Job:
Restate the full listing word for word and leave the pictures out.

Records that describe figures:
--

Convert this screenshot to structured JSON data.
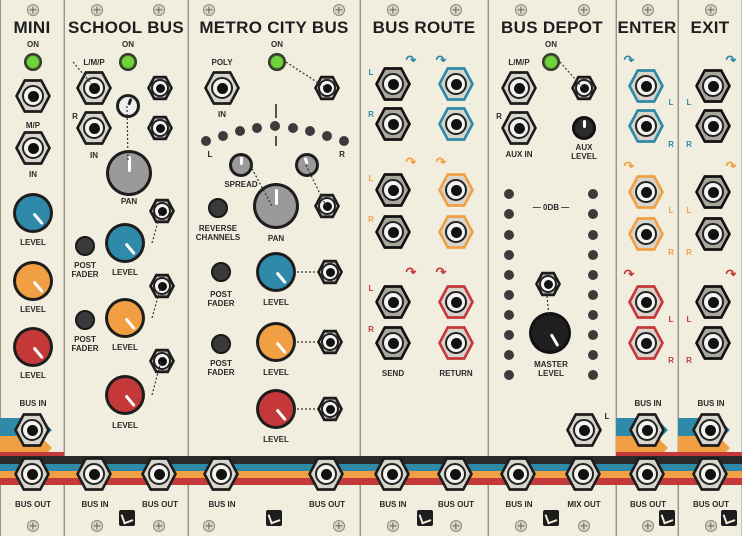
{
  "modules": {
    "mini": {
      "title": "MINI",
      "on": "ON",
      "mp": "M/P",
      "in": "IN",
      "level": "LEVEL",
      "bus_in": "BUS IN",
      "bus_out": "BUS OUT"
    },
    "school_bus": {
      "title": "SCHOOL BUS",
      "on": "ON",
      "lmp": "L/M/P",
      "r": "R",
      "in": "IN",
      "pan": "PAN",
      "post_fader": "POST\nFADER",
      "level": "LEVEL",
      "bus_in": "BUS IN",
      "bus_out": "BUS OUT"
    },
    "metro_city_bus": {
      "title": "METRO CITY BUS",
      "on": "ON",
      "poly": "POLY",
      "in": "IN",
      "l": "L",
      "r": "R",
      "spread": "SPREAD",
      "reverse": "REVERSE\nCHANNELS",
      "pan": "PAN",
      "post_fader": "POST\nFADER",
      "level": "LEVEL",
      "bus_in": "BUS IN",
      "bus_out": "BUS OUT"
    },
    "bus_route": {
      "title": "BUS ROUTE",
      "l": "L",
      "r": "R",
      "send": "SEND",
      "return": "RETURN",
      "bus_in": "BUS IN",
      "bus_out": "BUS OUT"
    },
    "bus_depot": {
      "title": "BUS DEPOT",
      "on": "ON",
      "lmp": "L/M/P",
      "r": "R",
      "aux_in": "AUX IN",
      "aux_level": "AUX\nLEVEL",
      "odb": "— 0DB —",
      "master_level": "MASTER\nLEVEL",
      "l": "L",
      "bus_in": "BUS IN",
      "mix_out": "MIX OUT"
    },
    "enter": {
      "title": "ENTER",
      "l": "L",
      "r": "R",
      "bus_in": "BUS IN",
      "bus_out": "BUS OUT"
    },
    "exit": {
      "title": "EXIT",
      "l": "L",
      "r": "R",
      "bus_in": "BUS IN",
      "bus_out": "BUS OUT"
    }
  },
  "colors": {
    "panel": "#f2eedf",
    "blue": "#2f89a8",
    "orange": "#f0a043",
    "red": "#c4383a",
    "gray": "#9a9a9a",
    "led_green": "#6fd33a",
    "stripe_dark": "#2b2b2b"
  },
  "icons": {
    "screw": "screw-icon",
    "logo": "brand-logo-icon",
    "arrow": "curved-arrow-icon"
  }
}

--

Written response:
Convert this screenshot to structured JSON data.
{
  "modules": {
    "mini": {
      "title": "MINI",
      "on": "ON",
      "mp": "M/P",
      "in": "IN",
      "level": "LEVEL",
      "bus_in": "BUS IN",
      "bus_out": "BUS OUT"
    },
    "school_bus": {
      "title": "SCHOOL BUS",
      "on": "ON",
      "lmp": "L/M/P",
      "r": "R",
      "in": "IN",
      "pan": "PAN",
      "post_fader": "POST\nFADER",
      "level": "LEVEL",
      "bus_in": "BUS IN",
      "bus_out": "BUS OUT"
    },
    "metro_city_bus": {
      "title": "METRO CITY BUS",
      "on": "ON",
      "poly": "POLY",
      "in": "IN",
      "l": "L",
      "r": "R",
      "spread": "SPREAD",
      "reverse": "REVERSE\nCHANNELS",
      "pan": "PAN",
      "post_fader": "POST\nFADER",
      "level": "LEVEL",
      "bus_in": "BUS IN",
      "bus_out": "BUS OUT"
    },
    "bus_route": {
      "title": "BUS ROUTE",
      "l": "L",
      "r": "R",
      "send": "SEND",
      "return": "RETURN",
      "bus_in": "BUS IN",
      "bus_out": "BUS OUT"
    },
    "bus_depot": {
      "title": "BUS DEPOT",
      "on": "ON",
      "lmp": "L/M/P",
      "r": "R",
      "aux_in": "AUX IN",
      "aux_level": "AUX\nLEVEL",
      "odb": "— 0DB —",
      "master_level": "MASTER\nLEVEL",
      "l": "L",
      "bus_in": "BUS IN",
      "mix_out": "MIX OUT"
    },
    "enter": {
      "title": "ENTER",
      "l": "L",
      "r": "R",
      "bus_in": "BUS IN",
      "bus_out": "BUS OUT"
    },
    "exit": {
      "title": "EXIT",
      "l": "L",
      "r": "R",
      "bus_in": "BUS IN",
      "bus_out": "BUS OUT"
    }
  },
  "colors": {
    "panel": "#f2eedf",
    "blue": "#2f89a8",
    "orange": "#f0a043",
    "red": "#c4383a",
    "gray": "#9a9a9a",
    "led_green": "#6fd33a",
    "stripe_dark": "#2b2b2b"
  },
  "icons": {
    "screw": "screw-icon",
    "logo": "brand-logo-icon",
    "arrow": "curved-arrow-icon"
  }
}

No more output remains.